:: What this task involves ::
Find every line in the records below that holds the word "Decision" and copy it.

:: Provided entries ::
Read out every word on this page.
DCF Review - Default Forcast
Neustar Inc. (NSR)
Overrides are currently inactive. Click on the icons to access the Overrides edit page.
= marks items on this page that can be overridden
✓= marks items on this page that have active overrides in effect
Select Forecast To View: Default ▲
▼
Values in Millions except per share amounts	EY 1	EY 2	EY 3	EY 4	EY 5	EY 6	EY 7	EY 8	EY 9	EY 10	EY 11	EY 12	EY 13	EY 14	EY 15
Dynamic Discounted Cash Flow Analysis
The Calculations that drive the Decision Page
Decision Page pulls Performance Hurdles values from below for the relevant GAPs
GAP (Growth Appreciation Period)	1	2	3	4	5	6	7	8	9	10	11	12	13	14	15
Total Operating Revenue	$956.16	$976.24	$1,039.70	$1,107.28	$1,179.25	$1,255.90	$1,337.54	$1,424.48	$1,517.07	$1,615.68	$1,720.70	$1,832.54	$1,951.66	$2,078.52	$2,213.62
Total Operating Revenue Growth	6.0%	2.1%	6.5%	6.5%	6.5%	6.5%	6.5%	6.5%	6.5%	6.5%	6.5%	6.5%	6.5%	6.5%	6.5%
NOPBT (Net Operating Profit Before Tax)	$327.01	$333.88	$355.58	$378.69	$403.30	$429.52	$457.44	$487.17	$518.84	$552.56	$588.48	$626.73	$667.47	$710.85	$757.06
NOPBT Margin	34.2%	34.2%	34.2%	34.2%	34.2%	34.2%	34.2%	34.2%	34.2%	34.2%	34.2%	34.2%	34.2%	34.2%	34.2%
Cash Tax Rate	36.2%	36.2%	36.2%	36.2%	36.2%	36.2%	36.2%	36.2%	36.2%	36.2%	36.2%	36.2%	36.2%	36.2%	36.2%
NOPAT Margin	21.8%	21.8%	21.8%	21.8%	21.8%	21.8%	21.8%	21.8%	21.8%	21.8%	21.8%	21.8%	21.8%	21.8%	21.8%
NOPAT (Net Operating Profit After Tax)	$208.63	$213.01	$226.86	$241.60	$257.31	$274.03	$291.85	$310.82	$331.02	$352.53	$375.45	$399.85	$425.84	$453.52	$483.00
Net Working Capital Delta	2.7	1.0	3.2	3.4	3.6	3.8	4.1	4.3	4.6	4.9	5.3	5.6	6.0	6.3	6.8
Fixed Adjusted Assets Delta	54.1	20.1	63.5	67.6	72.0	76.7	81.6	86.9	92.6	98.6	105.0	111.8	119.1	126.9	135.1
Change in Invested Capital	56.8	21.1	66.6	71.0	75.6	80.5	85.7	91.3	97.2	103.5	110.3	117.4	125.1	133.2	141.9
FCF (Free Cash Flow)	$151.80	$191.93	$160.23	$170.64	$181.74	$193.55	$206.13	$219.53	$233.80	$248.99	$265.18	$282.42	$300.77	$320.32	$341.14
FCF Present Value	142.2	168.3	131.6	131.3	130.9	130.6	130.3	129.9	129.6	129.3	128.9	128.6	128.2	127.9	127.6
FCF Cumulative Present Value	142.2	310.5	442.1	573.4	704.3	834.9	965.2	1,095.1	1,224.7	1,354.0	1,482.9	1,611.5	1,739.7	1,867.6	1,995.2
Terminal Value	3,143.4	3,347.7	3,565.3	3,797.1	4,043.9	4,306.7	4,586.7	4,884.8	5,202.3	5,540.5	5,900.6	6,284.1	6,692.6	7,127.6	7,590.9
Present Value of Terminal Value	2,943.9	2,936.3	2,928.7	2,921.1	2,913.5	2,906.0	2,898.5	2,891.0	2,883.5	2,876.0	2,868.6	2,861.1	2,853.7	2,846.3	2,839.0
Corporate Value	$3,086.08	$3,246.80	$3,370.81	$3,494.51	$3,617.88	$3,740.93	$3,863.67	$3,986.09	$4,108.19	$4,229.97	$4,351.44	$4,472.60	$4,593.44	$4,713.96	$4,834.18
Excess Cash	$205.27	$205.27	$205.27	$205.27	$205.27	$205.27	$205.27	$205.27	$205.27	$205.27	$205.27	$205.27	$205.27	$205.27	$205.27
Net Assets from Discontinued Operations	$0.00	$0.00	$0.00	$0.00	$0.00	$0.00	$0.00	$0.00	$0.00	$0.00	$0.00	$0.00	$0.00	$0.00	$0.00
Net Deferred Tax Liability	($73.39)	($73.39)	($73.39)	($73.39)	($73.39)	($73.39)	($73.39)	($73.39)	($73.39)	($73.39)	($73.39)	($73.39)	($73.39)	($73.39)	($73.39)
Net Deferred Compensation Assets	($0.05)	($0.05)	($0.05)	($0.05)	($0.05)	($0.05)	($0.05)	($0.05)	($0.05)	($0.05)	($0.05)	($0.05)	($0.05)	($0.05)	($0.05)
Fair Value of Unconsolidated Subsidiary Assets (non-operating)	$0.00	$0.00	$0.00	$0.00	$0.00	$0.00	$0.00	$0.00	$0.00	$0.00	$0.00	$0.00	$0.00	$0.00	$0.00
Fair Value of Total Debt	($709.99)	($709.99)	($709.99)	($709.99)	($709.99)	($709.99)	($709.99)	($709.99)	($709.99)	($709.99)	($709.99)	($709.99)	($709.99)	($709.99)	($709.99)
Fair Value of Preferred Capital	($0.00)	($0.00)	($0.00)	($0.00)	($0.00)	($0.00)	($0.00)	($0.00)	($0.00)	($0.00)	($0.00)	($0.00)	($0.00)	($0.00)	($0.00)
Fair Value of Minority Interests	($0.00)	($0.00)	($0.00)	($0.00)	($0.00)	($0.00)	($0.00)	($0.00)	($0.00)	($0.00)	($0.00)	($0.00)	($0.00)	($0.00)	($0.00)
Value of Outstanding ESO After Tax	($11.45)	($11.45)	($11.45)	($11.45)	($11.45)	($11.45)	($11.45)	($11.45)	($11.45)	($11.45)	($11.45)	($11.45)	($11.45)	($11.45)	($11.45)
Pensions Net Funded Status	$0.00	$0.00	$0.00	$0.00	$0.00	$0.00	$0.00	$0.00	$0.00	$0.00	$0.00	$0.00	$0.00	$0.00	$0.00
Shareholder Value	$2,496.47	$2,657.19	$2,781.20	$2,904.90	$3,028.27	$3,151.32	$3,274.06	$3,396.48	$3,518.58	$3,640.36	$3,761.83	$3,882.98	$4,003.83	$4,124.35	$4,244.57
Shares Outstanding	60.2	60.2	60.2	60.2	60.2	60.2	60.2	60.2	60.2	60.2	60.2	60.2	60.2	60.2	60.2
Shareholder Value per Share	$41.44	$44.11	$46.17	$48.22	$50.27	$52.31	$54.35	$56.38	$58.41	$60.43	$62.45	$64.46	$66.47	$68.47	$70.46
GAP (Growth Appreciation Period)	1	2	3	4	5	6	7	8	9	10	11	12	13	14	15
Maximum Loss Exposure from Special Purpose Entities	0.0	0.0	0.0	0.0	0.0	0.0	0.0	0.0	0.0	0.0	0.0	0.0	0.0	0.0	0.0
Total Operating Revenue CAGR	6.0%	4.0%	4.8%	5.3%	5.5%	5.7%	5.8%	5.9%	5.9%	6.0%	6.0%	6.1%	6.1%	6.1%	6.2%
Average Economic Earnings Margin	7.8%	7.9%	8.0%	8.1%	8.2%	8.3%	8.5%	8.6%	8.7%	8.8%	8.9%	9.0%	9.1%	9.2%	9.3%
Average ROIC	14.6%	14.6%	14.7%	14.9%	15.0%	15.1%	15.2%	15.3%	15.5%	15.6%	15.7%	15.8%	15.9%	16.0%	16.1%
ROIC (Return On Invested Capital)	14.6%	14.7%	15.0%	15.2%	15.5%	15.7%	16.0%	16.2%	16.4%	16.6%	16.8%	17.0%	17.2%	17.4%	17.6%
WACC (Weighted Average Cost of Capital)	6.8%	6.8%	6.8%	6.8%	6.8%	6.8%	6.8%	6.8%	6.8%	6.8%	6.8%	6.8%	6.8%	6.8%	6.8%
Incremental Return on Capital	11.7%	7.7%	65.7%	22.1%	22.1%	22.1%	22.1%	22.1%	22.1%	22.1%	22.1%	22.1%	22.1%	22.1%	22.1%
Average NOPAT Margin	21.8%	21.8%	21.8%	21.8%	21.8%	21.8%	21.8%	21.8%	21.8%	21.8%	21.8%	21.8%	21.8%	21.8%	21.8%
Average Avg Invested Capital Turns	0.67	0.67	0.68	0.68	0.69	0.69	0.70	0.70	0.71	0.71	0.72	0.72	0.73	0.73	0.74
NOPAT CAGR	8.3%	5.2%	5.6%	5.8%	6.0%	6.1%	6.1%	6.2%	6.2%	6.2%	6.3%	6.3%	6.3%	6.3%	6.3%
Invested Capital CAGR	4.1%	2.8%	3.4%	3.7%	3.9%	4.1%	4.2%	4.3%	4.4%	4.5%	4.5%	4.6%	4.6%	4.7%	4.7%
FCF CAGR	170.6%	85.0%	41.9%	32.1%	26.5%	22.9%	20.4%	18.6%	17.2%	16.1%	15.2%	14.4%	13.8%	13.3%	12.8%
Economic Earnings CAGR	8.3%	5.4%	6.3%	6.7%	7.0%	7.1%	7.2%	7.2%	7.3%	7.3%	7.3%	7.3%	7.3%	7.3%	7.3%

:: Expected answer ::
The Calculations that drive the Decision Page
Decision Page pulls Performance Hurdles values from below for the relevant GAPs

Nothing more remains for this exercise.